Go through the material below and copy each line where the word "folder" appears.

Collected data entries
========================================================================

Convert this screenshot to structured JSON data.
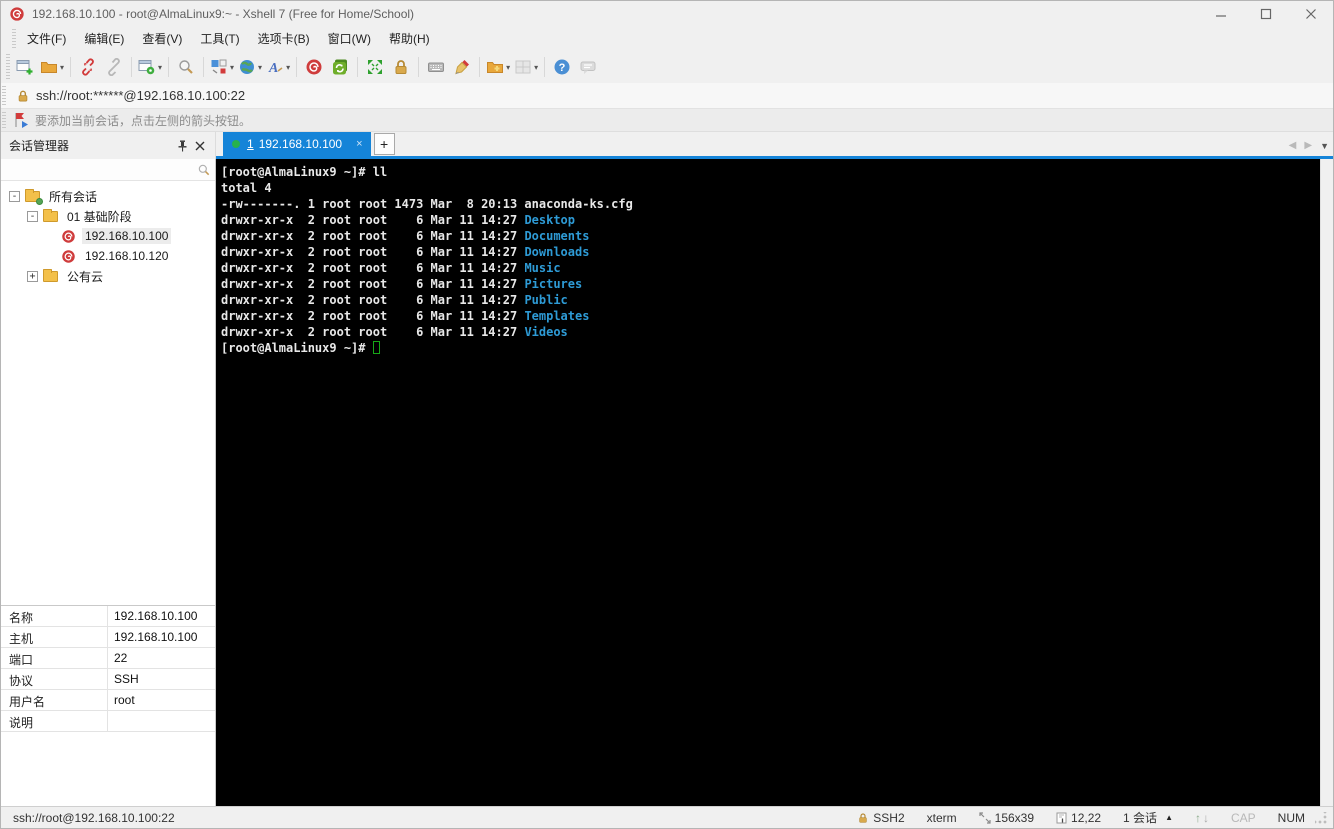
{
  "window": {
    "title": "192.168.10.100 - root@AlmaLinux9:~ - Xshell 7 (Free for Home/School)",
    "controls": {
      "minimize": "–",
      "maximize": "□",
      "close": "×"
    }
  },
  "menu": {
    "items": [
      "文件(F)",
      "编辑(E)",
      "查看(V)",
      "工具(T)",
      "选项卡(B)",
      "窗口(W)",
      "帮助(H)"
    ]
  },
  "toolbar": {
    "icons": [
      "new-session",
      "open-folder",
      "disconnect",
      "reconnect",
      "session-properties",
      "find",
      "layout",
      "web",
      "font",
      "xshell",
      "xftp",
      "fullscreen",
      "lock",
      "virtual-keyboard",
      "highlight-pen",
      "new-session-folder",
      "tile-view",
      "help",
      "feedback"
    ]
  },
  "address_bar": {
    "value": "ssh://root:******@192.168.10.100:22"
  },
  "notice_bar": {
    "text": "要添加当前会话，点击左侧的箭头按钮。"
  },
  "session_manager": {
    "title": "会话管理器",
    "search_value": "",
    "tree": [
      {
        "label": "所有会话",
        "level": 0,
        "expander": "-",
        "icon": "folder-all-sessions",
        "selected": false
      },
      {
        "label": "01 基础阶段",
        "level": 1,
        "expander": "-",
        "icon": "folder",
        "selected": false
      },
      {
        "label": "192.168.10.100",
        "level": 2,
        "expander": "",
        "icon": "session",
        "selected": true
      },
      {
        "label": "192.168.10.120",
        "level": 2,
        "expander": "",
        "icon": "session",
        "selected": false
      },
      {
        "label": "公有云",
        "level": 1,
        "expander": "+",
        "icon": "folder",
        "selected": false
      }
    ]
  },
  "tab_bar": {
    "active_tab": {
      "number": "1",
      "label": "192.168.10.100",
      "close": "×"
    },
    "new_tab_label": "+"
  },
  "terminal": {
    "colors": {
      "background": "#000000",
      "foreground": "#e8e8e8",
      "directory": "#2e9bd6",
      "cursor": "#17a817"
    },
    "lines": [
      [
        {
          "t": "[root@AlmaLinux9 ~]# ll"
        }
      ],
      [
        {
          "t": "total 4"
        }
      ],
      [
        {
          "t": "-rw-------. 1 root root 1473 Mar  8 20:13 anaconda-ks.cfg"
        }
      ],
      [
        {
          "t": "drwxr-xr-x  2 root root    6 Mar 11 14:27 "
        },
        {
          "t": "Desktop",
          "c": "dir"
        }
      ],
      [
        {
          "t": "drwxr-xr-x  2 root root    6 Mar 11 14:27 "
        },
        {
          "t": "Documents",
          "c": "dir"
        }
      ],
      [
        {
          "t": "drwxr-xr-x  2 root root    6 Mar 11 14:27 "
        },
        {
          "t": "Downloads",
          "c": "dir"
        }
      ],
      [
        {
          "t": "drwxr-xr-x  2 root root    6 Mar 11 14:27 "
        },
        {
          "t": "Music",
          "c": "dir"
        }
      ],
      [
        {
          "t": "drwxr-xr-x  2 root root    6 Mar 11 14:27 "
        },
        {
          "t": "Pictures",
          "c": "dir"
        }
      ],
      [
        {
          "t": "drwxr-xr-x  2 root root    6 Mar 11 14:27 "
        },
        {
          "t": "Public",
          "c": "dir"
        }
      ],
      [
        {
          "t": "drwxr-xr-x  2 root root    6 Mar 11 14:27 "
        },
        {
          "t": "Templates",
          "c": "dir"
        }
      ],
      [
        {
          "t": "drwxr-xr-x  2 root root    6 Mar 11 14:27 "
        },
        {
          "t": "Videos",
          "c": "dir"
        }
      ],
      [
        {
          "t": "[root@AlmaLinux9 ~]# "
        },
        {
          "t": " ",
          "c": "cursor"
        }
      ]
    ]
  },
  "properties_panel": {
    "rows": [
      {
        "label": "名称",
        "value": "192.168.10.100"
      },
      {
        "label": "主机",
        "value": "192.168.10.100"
      },
      {
        "label": "端口",
        "value": "22"
      },
      {
        "label": "协议",
        "value": "SSH"
      },
      {
        "label": "用户名",
        "value": "root"
      },
      {
        "label": "说明",
        "value": ""
      }
    ]
  },
  "status_bar": {
    "left": "ssh://root@192.168.10.100:22",
    "protocol": "SSH2",
    "terminal_type": "xterm",
    "size": "156x39",
    "cursor_position": "12,22",
    "session_count": "1 会话",
    "cap": "CAP",
    "num": "NUM"
  }
}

========================================================================

• [THE OUTPUT]
      "open-folder",
      "new-session-folder",
        "icon": "folder-all-sessions",
        "icon": "folder",
        "icon": "folder",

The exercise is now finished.